Given instruction A: In the article about South Korea's college entrance exam, repeat everything from "Outside Kwangsung High" down to "snack for Suneung.".
Given instruction B: Which subjects does the article about South Korea's college entrance exam name as covered by the test?
Given instruction C: Carry on with the article about South Korea's college entrance exam, starting right after its last sentence.

1 of 5 | More than half a million students across South Korea took the College Scholastic Ability Test on Thursday, a once-a-year exam that many see as a make-or-break moment for their futures. Photo by Thomas Maresca/UPI
SEOUL, Nov. 14 (UPI) -- On Thursday morning, all of South Korea seemed to be focused on one thing: the Collegiate Scholastic Aptitude Test, the once-a-year, high-stakes college entrance exam that is seen by many as one of life's most pivotal moments.
Offices across the country opened an hour late to keep traffic off the roads and extra trains and buses were put into service so the 550,000 students taking the exam this year could get to their testing locations on time.
Some parents accompanied their children to the test sites, giving them final hugs and handshakes before the big exam, while others made pilgrimages to churches and temples to pray for luck.
The test is so important that flights are even grounded for 35 minutes during the English-listening portion of the exam so as not to distract students.
The CSAT, also known as Suneung, is a grueling, eight-hour marathon standardized test covering a slew of topics, including Korean language, math, English, Korean history and social sciences.
Outside Kwangsung High School in Seoul, one of Thursday's 1,185 testing locations in the country, groups of younger students clustered around the entrance on a bitterly cold morning to support the test takers.
They held signs reading "You'll do great!" and chanted "Fighting!" a Korean term of encouragement, while passing out bags of snacks with goodies like yeot, a sticky, toffee-like confection that is a traditional good-luck snack for Suneung.
"We came out to cheer them on," said 17-year-old Park Hye-sin, who will be taking the CSAT next year. "We know how stressful it is. I've already started studying for it."
The test is a subject of intense focus throughout high school for most students in South Korea, as it remains perhaps the single most important factor in getting into a top university.
"All through high school, you're focused on this one exam," said Jeon Eu-jin, 18, who took the test last year. "It's all that matters. There's only one test a year, and if you don't get the score you want, you have to wait another year. One hundred percent of students feel stress about the exam."
Jeon, who is studying robotics engineering at Dongyang Mirae University in Seoul, recalled the nerve-wracking experience.
"On the day of the test, when I opened my eyes and woke up, I could literally feel myself shaking," he said. "I was planning to take the bus to the testing location, but I asked my dad to give me a ride instead because I felt so shaky. While I was taking the test, I kept feeling worse at the end of each section."

Entries provided:
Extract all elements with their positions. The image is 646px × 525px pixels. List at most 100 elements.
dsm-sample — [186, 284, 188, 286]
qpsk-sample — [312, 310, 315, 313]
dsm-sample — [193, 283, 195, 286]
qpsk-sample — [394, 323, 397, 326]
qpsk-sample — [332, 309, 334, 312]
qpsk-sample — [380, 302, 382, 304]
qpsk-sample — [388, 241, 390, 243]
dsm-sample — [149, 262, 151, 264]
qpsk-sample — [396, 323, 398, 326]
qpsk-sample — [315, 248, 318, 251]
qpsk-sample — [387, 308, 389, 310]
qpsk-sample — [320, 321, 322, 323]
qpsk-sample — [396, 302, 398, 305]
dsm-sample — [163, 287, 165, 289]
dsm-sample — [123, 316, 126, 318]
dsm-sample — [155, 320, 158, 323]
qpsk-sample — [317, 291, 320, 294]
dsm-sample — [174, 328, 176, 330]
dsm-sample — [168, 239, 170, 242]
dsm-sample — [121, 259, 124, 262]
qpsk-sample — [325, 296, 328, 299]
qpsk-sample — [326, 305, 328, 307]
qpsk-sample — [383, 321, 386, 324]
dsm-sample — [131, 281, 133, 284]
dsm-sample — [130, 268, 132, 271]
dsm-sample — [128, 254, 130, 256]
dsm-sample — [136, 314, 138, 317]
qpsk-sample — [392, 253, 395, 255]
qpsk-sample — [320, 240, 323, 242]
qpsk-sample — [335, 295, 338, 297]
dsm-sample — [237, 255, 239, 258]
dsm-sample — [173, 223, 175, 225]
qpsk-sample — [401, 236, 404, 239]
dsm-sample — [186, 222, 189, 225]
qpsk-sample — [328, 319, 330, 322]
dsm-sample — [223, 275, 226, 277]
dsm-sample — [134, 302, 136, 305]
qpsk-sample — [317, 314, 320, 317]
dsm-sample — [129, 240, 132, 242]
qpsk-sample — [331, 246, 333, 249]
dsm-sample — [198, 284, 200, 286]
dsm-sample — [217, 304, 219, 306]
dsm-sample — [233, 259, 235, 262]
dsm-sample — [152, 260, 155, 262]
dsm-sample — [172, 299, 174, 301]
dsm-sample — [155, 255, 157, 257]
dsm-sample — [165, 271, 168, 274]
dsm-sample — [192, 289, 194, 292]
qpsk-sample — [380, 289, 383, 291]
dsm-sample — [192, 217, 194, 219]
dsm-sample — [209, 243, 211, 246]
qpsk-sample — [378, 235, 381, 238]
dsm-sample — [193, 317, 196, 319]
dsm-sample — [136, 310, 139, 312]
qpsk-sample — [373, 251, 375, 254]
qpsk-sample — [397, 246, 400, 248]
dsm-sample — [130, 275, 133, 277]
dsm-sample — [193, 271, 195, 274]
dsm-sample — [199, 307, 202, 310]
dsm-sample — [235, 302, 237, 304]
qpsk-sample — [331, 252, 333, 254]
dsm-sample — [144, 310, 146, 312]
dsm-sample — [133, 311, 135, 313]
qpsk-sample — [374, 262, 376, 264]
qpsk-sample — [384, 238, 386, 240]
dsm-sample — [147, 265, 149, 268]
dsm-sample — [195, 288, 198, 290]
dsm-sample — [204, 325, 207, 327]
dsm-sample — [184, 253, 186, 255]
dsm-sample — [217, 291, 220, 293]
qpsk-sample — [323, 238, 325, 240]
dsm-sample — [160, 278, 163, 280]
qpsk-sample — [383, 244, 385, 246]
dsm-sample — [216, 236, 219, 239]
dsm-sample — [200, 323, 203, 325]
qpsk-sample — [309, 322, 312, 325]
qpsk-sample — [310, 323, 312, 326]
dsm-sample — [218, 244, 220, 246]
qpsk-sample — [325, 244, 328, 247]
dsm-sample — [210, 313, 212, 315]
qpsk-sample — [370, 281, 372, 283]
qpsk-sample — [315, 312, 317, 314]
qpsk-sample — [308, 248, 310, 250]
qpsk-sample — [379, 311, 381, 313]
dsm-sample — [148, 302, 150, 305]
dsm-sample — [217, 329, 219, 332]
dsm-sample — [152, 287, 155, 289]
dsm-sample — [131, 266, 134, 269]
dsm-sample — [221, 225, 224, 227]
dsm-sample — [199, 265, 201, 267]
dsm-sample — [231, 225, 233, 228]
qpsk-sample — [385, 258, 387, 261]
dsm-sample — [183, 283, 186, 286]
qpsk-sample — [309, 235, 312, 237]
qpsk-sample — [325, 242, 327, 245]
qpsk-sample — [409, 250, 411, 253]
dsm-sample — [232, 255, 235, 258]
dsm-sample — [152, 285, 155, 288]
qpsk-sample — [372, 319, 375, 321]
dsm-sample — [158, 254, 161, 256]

Task output A:
Outside Kwangsung High School in Seoul, one of Thursday's 1,185 testing locations in the country, groups of younger students clustered around the entrance on a bitterly cold morning to support the test takers.
They held signs reading "You'll do great!" and chanted "Fighting!" a Korean term of encouragement, while passing out bags of snacks with goodies like yeot, a sticky, toffee-like confection that is a traditional good-luck snack for Suneung.

Task output B: Korean language, math, English, Korean history, social sciences

Task output C:
Cho Eun-hye, a 19-year-old architecture student who took the CSAT last year, said she prepared by taking private lessons after school for a year leading up to the test and then continued studying at home or a café until late at night, with days starting at 6 a.m. and often ending at midnight or later.
Cho said that the anxiety intensifies as the date of the test gets nearer.
"One month before the test, students get so stressed out," she said. "Everyone tries to follow the same pattern: wake up at the same time, eat the same foods, so there are no surprises on the test day."
While interviews, essays and grades are part of the admissions process, getting a top score on the CSAT is necessary to enter elite schools such as the so-called SKY universities -- Seoul National University, Korea University and Yonsei University -- which are seen as the stepping stones to the top echelons of government and corporate life.
South Korea places an enormous emphasis on education and it has the world's highest level of college participation, with more than 70 percent of graduates moving on to tertiary education, according to the Organization for Economic Co-operation and Development.
Private tutoring has become a massive industry helping to fuel the educational obsession, with almost 73 percent of students taking some form of private lessons, according to a study from the Ministry of Education and Statistics Korea.
At the same time, the stress surrounding the educational system in South Korea is legendary, with long days and high expectations taking a toll.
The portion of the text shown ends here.